--- RECORD EXTRACTS ---

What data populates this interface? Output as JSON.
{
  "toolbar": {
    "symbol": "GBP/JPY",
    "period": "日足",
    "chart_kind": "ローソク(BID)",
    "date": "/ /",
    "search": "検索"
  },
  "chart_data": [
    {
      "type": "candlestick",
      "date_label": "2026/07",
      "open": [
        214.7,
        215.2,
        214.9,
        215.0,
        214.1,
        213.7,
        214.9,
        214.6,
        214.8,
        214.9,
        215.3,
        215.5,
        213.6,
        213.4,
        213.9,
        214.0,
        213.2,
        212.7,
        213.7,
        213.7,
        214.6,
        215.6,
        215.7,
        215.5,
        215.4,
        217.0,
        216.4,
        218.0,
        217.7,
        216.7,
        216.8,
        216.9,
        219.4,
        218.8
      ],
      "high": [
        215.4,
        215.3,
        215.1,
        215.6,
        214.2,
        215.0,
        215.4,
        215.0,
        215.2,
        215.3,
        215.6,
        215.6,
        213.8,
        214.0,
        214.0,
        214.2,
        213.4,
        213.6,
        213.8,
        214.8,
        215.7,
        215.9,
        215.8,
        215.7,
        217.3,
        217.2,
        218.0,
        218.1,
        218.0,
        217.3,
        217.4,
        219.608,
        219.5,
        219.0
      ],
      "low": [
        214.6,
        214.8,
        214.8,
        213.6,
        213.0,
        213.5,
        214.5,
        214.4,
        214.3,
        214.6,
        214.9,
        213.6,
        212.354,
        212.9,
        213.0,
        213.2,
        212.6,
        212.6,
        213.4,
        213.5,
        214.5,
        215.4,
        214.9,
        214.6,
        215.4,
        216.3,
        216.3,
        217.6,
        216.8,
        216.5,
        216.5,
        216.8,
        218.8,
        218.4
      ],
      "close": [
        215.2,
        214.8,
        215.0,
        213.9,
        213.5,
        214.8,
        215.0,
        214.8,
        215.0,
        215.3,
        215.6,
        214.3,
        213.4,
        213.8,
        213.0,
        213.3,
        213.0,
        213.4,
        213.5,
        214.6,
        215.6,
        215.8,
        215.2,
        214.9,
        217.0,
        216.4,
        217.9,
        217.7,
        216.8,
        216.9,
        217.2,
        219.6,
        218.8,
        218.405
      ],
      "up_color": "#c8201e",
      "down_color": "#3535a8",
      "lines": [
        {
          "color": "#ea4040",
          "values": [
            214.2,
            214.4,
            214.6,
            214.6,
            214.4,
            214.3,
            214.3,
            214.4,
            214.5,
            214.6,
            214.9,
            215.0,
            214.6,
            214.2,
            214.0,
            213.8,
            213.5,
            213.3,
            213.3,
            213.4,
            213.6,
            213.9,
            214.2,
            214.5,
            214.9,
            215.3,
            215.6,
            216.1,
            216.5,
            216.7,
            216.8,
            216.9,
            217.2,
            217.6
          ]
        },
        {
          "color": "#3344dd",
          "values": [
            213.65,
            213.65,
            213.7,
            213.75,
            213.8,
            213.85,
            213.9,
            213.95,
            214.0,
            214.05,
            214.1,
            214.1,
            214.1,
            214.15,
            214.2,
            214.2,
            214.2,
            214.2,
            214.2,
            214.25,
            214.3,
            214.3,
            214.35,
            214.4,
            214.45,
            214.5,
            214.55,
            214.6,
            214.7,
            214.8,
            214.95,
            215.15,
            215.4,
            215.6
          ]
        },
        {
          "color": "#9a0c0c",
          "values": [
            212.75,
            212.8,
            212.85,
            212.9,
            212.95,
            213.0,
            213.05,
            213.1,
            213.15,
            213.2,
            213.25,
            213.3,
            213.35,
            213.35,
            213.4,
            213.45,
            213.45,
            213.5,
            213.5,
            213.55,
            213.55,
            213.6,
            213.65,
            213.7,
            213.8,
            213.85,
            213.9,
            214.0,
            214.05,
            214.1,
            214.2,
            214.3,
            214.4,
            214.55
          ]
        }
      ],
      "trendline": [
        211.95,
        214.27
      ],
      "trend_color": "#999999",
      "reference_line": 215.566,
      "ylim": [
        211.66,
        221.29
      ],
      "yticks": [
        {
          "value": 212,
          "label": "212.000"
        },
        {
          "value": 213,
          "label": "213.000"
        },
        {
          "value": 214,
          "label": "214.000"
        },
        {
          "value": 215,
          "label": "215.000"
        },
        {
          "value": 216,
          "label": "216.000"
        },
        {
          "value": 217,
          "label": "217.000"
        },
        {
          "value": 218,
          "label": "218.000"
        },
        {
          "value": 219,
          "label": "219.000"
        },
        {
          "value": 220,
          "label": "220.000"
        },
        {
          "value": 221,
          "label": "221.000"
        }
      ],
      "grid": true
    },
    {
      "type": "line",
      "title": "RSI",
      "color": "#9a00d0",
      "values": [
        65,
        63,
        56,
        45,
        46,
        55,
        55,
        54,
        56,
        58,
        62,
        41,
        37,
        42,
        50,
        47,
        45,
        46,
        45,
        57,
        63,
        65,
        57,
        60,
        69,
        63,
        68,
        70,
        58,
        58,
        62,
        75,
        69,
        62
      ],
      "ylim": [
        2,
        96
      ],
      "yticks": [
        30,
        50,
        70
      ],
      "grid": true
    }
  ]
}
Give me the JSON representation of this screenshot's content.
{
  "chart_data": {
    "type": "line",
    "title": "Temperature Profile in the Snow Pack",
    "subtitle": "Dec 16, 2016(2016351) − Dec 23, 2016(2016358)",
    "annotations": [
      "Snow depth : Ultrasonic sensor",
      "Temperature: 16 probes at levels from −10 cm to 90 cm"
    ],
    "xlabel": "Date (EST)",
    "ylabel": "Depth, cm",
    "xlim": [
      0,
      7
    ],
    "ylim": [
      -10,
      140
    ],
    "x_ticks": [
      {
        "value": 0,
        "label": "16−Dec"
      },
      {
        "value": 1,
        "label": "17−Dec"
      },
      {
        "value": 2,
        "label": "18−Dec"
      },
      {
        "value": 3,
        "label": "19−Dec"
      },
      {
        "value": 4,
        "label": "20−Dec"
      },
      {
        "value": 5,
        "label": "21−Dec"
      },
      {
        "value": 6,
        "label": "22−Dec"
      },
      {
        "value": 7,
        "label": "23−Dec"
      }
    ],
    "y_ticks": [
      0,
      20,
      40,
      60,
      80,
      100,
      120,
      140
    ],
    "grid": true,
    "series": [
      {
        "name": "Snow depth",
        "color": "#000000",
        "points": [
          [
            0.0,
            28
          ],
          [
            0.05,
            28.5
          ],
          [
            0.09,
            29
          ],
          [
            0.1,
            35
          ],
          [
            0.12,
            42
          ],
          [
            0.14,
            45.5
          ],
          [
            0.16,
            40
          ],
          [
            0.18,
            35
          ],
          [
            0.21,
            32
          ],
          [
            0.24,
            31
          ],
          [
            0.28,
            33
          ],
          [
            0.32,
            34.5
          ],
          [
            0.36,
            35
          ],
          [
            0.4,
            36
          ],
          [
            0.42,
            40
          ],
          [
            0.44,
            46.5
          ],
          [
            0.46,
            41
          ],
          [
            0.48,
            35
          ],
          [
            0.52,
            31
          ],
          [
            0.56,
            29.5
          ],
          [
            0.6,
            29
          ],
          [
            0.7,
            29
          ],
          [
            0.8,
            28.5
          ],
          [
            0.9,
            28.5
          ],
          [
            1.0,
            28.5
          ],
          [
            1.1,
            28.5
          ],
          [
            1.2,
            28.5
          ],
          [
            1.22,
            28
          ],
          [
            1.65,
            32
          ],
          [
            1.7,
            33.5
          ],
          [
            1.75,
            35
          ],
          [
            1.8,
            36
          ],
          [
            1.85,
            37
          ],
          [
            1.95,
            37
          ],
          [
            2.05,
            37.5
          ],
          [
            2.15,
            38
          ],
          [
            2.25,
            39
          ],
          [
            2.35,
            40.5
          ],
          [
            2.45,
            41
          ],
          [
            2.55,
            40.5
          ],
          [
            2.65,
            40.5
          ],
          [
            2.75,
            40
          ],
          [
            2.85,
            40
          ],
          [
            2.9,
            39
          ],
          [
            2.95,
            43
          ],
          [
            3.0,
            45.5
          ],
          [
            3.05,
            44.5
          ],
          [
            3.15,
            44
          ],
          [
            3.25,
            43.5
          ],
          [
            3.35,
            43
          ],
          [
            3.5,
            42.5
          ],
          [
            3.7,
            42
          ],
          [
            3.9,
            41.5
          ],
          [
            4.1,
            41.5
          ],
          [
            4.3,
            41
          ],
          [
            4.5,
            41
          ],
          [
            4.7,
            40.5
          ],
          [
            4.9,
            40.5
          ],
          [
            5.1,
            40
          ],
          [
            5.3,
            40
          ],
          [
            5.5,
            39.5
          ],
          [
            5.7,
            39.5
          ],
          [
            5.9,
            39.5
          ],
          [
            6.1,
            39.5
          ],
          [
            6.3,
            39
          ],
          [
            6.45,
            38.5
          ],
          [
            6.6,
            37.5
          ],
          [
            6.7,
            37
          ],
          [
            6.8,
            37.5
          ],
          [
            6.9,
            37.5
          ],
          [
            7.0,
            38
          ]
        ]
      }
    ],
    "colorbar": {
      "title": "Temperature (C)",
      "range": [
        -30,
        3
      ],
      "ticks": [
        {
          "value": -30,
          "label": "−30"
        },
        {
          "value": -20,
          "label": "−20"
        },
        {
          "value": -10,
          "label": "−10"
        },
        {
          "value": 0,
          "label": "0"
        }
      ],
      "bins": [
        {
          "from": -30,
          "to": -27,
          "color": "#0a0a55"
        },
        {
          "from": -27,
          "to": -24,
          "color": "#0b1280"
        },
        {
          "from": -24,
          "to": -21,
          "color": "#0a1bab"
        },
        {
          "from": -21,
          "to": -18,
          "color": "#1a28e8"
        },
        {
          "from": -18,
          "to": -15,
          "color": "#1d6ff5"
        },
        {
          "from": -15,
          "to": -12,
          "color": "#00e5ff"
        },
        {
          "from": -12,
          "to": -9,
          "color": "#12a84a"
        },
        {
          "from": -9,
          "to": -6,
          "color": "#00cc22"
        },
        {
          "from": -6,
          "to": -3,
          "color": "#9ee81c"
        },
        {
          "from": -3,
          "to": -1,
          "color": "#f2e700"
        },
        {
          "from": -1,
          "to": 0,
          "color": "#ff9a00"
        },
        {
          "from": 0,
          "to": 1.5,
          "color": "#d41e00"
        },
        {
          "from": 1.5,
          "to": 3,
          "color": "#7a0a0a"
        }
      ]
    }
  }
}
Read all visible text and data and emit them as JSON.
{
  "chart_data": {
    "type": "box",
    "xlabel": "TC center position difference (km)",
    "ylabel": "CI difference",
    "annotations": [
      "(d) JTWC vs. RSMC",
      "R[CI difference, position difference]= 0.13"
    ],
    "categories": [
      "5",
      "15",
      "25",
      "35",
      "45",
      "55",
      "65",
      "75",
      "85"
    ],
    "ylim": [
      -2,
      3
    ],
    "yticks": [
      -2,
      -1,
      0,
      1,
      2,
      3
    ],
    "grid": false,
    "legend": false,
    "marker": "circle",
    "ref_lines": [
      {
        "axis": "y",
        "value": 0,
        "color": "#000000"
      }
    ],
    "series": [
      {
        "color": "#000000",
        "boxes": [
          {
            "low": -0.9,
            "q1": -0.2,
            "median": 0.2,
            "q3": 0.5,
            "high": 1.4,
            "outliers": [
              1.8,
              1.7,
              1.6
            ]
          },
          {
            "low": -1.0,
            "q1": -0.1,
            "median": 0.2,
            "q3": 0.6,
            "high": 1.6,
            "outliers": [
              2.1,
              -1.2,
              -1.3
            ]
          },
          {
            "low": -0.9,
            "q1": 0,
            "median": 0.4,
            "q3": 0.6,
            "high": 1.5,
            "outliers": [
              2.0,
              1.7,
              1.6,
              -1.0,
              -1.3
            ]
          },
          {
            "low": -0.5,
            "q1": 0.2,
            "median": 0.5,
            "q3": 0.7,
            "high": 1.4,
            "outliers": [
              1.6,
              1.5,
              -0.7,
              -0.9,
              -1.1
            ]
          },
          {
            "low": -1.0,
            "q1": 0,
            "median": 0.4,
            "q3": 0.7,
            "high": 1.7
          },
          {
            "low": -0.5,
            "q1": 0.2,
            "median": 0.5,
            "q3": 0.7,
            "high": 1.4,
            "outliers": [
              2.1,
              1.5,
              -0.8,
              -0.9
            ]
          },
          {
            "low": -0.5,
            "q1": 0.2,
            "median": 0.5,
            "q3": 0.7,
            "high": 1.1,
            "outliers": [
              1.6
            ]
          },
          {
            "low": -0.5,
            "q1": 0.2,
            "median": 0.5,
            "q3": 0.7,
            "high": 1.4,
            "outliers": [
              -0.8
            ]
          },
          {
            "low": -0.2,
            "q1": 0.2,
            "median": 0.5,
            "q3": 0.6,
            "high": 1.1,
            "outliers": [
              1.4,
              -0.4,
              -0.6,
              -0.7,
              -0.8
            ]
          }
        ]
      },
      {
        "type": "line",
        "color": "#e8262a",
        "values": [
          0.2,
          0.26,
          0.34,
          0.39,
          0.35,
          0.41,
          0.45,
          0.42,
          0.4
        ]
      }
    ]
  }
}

---

▸ **GIVEN PROBLEM**
Which lines hold the string "position"? List them all.

▸ **RESPONSE TO THIS TASK**
    "xlabel": "TC center position difference (km)",
      "R[CI difference, position difference]= 0.13"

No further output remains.